:: REQUIRED WORK ::
Go through the material below and copy each line where the word "PARTY" appears.

:: DATA SUPPLIED ::
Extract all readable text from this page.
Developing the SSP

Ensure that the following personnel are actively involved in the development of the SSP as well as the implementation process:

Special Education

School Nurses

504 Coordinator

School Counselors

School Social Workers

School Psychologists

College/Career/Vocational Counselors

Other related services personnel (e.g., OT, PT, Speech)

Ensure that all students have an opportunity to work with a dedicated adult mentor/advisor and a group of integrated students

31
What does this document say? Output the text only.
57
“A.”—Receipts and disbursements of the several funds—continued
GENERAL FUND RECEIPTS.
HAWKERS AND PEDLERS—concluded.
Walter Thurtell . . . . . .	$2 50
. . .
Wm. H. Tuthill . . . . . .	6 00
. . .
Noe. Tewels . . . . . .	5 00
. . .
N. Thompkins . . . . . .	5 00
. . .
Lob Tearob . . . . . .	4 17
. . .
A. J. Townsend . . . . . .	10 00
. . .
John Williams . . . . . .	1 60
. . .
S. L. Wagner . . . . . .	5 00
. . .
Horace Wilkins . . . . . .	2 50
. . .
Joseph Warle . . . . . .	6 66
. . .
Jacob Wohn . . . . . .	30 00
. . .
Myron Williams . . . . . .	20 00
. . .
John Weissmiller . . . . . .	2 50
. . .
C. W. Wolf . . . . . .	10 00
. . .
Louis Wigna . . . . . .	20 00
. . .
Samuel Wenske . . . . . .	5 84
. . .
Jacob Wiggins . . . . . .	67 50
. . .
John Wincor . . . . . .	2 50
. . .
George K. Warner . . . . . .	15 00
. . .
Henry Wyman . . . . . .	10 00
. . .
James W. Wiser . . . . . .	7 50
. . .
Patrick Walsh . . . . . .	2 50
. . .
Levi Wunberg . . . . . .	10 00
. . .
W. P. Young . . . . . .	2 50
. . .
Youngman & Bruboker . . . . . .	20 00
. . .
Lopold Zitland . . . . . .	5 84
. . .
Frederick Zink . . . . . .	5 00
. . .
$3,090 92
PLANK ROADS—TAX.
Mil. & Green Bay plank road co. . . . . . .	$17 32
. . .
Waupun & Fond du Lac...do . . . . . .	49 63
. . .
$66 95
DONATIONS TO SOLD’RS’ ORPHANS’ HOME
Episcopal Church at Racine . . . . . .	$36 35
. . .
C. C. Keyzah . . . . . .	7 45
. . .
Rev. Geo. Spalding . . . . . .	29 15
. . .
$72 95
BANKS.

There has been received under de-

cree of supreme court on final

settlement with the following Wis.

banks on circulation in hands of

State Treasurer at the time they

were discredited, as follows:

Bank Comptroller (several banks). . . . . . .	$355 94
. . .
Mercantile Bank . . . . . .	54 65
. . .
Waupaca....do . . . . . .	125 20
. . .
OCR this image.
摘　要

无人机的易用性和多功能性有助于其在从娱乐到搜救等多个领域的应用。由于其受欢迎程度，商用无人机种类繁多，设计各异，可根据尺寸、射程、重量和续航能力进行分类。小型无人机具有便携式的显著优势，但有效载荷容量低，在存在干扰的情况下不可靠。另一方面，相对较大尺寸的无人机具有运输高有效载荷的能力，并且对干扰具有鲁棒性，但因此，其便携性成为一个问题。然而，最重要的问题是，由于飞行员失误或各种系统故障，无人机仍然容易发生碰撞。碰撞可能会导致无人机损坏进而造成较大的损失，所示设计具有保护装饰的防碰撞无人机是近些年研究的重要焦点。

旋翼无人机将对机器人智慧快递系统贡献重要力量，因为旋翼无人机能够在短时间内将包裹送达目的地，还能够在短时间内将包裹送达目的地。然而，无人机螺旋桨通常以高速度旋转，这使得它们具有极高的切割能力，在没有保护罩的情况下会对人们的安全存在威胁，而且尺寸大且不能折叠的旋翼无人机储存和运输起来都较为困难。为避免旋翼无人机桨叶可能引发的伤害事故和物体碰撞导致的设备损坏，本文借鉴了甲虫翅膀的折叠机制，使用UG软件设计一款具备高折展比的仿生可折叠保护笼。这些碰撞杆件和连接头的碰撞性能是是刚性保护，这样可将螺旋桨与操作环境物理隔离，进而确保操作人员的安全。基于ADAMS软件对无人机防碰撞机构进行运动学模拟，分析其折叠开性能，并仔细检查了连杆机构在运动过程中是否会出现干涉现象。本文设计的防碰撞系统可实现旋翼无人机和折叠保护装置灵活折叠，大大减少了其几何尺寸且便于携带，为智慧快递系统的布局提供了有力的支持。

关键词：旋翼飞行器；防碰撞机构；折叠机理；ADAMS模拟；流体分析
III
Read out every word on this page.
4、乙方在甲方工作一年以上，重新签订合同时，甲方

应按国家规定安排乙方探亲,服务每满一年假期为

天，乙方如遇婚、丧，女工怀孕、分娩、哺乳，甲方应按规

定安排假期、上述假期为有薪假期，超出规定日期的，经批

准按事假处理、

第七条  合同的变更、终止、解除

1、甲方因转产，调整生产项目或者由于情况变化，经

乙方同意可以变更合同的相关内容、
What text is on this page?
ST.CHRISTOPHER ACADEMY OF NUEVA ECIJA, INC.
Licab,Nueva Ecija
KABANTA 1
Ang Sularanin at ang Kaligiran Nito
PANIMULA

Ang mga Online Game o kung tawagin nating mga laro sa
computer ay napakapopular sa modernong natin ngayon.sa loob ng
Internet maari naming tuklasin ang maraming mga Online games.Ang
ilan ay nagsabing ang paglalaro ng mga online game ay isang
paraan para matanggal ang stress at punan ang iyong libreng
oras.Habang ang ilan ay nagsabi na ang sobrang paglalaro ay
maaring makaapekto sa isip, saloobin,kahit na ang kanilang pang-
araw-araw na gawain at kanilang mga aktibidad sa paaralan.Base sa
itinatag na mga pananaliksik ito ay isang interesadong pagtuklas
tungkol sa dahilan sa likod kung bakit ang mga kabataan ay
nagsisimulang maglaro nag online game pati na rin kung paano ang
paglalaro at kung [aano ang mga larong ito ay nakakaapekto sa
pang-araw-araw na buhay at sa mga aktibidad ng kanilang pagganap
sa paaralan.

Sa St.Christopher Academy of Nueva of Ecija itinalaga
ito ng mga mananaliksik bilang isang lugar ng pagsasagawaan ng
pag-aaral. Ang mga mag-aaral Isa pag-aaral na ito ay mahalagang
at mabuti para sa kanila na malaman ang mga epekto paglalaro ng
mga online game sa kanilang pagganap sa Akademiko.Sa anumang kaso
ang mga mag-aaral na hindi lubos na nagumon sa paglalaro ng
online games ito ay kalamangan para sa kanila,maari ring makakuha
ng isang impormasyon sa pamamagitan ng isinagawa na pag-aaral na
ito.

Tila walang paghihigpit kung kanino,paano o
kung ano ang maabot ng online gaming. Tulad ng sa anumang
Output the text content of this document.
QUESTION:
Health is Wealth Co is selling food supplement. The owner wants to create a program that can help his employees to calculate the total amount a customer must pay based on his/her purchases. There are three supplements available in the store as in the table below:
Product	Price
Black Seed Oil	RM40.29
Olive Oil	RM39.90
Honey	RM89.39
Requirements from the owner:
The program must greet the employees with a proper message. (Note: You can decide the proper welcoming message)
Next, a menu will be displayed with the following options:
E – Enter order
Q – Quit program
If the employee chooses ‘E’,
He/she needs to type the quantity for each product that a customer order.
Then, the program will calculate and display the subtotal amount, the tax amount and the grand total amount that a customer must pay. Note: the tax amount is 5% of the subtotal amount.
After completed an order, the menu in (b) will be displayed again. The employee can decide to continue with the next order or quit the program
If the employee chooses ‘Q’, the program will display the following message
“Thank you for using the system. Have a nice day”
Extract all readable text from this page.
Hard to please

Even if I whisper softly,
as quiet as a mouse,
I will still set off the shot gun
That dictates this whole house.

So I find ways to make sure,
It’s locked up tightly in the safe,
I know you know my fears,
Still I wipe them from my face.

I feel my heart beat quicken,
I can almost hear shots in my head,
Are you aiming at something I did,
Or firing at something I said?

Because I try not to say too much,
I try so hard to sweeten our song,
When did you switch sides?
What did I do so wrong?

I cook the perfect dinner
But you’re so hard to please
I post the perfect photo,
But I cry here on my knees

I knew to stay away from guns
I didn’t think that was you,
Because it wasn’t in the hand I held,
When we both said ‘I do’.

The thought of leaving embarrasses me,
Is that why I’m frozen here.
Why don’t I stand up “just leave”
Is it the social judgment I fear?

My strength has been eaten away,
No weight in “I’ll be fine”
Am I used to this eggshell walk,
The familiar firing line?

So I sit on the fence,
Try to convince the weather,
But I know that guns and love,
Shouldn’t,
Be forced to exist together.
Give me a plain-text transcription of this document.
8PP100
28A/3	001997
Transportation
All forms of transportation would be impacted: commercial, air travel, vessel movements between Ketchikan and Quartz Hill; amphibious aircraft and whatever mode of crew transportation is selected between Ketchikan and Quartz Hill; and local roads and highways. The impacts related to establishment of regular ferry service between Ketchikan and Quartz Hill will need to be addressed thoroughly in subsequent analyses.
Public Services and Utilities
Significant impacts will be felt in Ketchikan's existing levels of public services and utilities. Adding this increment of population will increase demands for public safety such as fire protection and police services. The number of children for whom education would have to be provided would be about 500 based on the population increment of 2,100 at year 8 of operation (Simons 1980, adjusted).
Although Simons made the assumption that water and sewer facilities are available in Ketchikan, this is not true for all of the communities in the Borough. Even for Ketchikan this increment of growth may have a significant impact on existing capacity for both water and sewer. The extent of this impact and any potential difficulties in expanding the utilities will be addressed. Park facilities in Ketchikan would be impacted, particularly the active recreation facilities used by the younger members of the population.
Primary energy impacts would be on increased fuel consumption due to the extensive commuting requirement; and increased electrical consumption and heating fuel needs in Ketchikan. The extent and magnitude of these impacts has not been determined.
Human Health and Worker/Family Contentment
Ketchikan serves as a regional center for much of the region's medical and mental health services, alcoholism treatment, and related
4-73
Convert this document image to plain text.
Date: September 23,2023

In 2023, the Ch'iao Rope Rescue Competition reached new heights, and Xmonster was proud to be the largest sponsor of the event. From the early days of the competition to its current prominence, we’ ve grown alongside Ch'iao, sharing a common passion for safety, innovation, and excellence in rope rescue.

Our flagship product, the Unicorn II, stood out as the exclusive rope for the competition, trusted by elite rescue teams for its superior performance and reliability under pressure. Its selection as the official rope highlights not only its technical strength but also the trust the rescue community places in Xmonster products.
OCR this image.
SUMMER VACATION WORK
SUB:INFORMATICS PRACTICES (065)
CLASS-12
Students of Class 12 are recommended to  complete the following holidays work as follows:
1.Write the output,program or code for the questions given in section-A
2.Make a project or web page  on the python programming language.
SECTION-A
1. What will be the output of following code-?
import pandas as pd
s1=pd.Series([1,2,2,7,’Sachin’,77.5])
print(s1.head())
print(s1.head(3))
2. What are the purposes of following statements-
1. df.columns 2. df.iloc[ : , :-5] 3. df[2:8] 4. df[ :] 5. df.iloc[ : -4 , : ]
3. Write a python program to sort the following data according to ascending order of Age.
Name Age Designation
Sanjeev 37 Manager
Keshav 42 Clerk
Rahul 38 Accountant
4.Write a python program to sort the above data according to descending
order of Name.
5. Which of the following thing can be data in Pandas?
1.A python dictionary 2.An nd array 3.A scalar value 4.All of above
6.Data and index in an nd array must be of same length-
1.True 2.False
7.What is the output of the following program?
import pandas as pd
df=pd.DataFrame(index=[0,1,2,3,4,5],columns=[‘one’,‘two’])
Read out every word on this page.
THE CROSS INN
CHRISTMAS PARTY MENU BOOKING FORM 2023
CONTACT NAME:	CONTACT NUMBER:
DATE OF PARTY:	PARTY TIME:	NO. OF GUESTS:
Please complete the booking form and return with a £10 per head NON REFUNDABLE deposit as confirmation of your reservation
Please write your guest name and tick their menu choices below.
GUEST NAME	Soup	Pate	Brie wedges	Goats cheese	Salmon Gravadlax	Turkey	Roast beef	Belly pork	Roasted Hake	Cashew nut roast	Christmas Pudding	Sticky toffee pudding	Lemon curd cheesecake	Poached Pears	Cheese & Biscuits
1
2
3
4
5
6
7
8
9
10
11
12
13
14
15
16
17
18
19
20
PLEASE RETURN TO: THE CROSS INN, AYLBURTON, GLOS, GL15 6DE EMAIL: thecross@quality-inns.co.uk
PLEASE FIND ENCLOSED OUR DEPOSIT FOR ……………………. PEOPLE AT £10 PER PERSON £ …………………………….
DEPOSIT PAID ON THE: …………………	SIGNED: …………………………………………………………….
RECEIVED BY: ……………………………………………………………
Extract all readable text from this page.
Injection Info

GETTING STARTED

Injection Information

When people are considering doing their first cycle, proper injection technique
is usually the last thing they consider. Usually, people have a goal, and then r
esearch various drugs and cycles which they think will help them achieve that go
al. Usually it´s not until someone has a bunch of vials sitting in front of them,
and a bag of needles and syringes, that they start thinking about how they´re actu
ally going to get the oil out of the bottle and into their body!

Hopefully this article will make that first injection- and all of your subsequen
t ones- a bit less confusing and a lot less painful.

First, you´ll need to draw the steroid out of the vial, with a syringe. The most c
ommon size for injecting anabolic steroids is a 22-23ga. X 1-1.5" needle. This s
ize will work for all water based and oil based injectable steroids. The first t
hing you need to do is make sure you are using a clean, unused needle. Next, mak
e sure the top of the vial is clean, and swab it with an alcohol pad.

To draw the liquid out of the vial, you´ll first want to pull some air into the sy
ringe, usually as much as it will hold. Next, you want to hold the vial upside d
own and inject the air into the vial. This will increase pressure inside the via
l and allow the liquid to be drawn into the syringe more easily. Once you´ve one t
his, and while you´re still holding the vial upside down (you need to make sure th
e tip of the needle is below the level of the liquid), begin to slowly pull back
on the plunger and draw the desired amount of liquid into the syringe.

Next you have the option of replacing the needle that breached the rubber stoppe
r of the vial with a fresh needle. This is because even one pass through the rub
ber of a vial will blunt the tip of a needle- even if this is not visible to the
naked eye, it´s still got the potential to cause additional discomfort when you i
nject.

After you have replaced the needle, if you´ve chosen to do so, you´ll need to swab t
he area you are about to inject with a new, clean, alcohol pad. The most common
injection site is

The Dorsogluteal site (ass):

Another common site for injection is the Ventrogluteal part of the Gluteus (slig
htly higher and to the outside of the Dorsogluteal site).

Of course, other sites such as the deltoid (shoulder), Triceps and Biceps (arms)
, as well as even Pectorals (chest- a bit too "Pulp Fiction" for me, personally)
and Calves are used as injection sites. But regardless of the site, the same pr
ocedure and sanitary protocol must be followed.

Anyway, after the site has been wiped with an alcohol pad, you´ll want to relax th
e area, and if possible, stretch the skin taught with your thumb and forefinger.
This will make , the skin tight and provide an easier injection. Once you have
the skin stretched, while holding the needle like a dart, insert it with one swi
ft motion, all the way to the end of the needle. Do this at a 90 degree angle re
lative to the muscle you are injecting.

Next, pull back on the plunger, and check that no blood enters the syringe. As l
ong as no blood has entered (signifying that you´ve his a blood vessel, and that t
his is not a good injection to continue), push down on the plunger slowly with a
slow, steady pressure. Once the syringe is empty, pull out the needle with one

:: ANSWER TO THIS EXERCISE ::
CHRISTMAS PARTY MENU BOOKING FORM 2023
DATE OF PARTY:	PARTY TIME:	NO. OF GUESTS:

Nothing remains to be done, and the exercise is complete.